--- Task to carry out ---
Return all of the entries exactly as written.

(Dataset rows)
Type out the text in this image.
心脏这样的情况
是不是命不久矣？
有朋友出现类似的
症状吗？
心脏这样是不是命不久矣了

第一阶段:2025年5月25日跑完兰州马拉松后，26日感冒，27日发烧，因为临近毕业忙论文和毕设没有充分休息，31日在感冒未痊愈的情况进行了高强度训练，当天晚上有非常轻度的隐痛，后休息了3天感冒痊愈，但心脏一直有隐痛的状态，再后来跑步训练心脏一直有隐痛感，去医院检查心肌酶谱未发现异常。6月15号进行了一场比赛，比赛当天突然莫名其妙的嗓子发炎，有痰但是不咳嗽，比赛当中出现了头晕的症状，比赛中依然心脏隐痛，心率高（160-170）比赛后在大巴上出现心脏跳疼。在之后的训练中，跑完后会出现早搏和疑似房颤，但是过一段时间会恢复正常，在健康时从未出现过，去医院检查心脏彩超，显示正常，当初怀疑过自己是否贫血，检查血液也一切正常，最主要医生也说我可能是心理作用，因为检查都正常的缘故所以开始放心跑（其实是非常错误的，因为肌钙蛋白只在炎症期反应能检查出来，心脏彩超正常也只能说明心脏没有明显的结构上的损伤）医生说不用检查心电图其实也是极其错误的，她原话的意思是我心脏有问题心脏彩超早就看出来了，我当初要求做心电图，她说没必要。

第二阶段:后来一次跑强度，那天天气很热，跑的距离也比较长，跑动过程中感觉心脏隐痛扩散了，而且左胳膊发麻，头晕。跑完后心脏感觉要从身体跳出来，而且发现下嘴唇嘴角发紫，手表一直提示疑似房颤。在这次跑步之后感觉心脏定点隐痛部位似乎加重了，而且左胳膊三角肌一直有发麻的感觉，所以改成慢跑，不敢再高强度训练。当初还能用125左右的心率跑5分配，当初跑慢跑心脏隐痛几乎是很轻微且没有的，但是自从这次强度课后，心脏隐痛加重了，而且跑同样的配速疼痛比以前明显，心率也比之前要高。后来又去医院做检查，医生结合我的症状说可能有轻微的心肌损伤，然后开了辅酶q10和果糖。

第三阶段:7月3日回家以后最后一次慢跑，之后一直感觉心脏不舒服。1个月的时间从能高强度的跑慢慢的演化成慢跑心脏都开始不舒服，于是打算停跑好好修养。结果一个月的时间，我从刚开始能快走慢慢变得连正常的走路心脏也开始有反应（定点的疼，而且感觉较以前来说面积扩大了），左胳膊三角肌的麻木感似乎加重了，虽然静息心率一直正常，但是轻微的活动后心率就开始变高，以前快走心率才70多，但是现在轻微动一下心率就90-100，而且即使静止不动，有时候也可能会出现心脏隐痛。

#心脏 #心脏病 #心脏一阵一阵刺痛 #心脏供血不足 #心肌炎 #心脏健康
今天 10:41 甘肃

--- Result of the task ---
Type out the text in this image.
心脏这样的情况
是不是命不久矣？
有朋友出现类似的
症状吗？
心脏这样是不是命不久矣了

第一阶段:2025年5月25日跑完兰州马拉松后，26日感冒，27日发烧，因为临近毕业忙论文和毕设没有充分休息，31日在感冒未痊愈的情况进行了高强度训练，当天晚上有非常轻度的隐痛，后休息了3天感冒痊愈，但心脏一直有隐痛的状态，再后来跑步训练心脏一直有隐痛感，去医院检查心肌酶谱未发现异常。6月15号进行了一场比赛，比赛当天突然莫名其妙的嗓子发炎，有痰但是不咳嗽，比赛当中出现了头晕的症状，比赛中依然心脏隐痛，心率高（160-170）比赛后在大巴上出现心脏跳疼。在之后的训练中，跑完后会出现早搏和疑似房颤，但是过一段时间会恢复正常，在健康时从未出现过，去医院检查心脏彩超，显示正常，当初怀疑过自己是否贫血，检查血液也一切正常，最主要医生也说我可能是心理作用，因为检查都正常的缘故所以开始放心跑（其实是非常错误的，因为肌钙蛋白只在炎症期反应能检查出来，心脏彩超正常也只能说明心脏没有明显的结构上的损伤）医生说不用检查心电图其实也是极其错误的，她原话的意思是我心脏有问题心脏彩超早就看出来了，我当初要求做心电图，她说没必要。

第二阶段:后来一次跑强度，那天天气很热，跑的距离也比较长，跑动过程中感觉心脏隐痛扩散了，而且左胳膊发麻，头晕。跑完后心脏感觉要从身体跳出来，而且发现下嘴唇嘴角发紫，手表一直提示疑似房颤。在这次跑步之后感觉心脏定点隐痛部位似乎加重了，而且左胳膊三角肌一直有发麻的感觉，所以改成慢跑，不敢再高强度训练。当初还能用125左右的心率跑5分配，当初跑慢跑心脏隐痛几乎是很轻微且没有的，但是自从这次强度课后，心脏隐痛加重了，而且跑同样的配速疼痛比以前明显，心率也比之前要高。后来又去医院做检查，医生结合我的症状说可能有轻微的心肌损伤，然后开了辅酶q10和果糖。

第三阶段:7月3日回家以后最后一次慢跑，之后一直感觉心脏不舒服。1个月的时间从能高强度的跑慢慢的演化成慢跑心脏都开始不舒服，于是打算停跑好好修养。结果一个月的时间，我从刚开始能快走慢慢变得连正常的走路心脏也开始有反应（定点的疼，而且感觉较以前来说面积扩大了），左胳膊三角肌的麻木感似乎加重了，虽然静息心率一直正常，但是轻微的活动后心率就开始变高，以前快走心率才70多，但是现在轻微动一下心率就90-100，而且即使静止不动，有时候也可能会出现心脏隐痛。

#心脏 #心脏病 #心脏一阵一阵刺痛 #心脏供血不足 #心肌炎 #心脏健康
今天 10:41 甘肃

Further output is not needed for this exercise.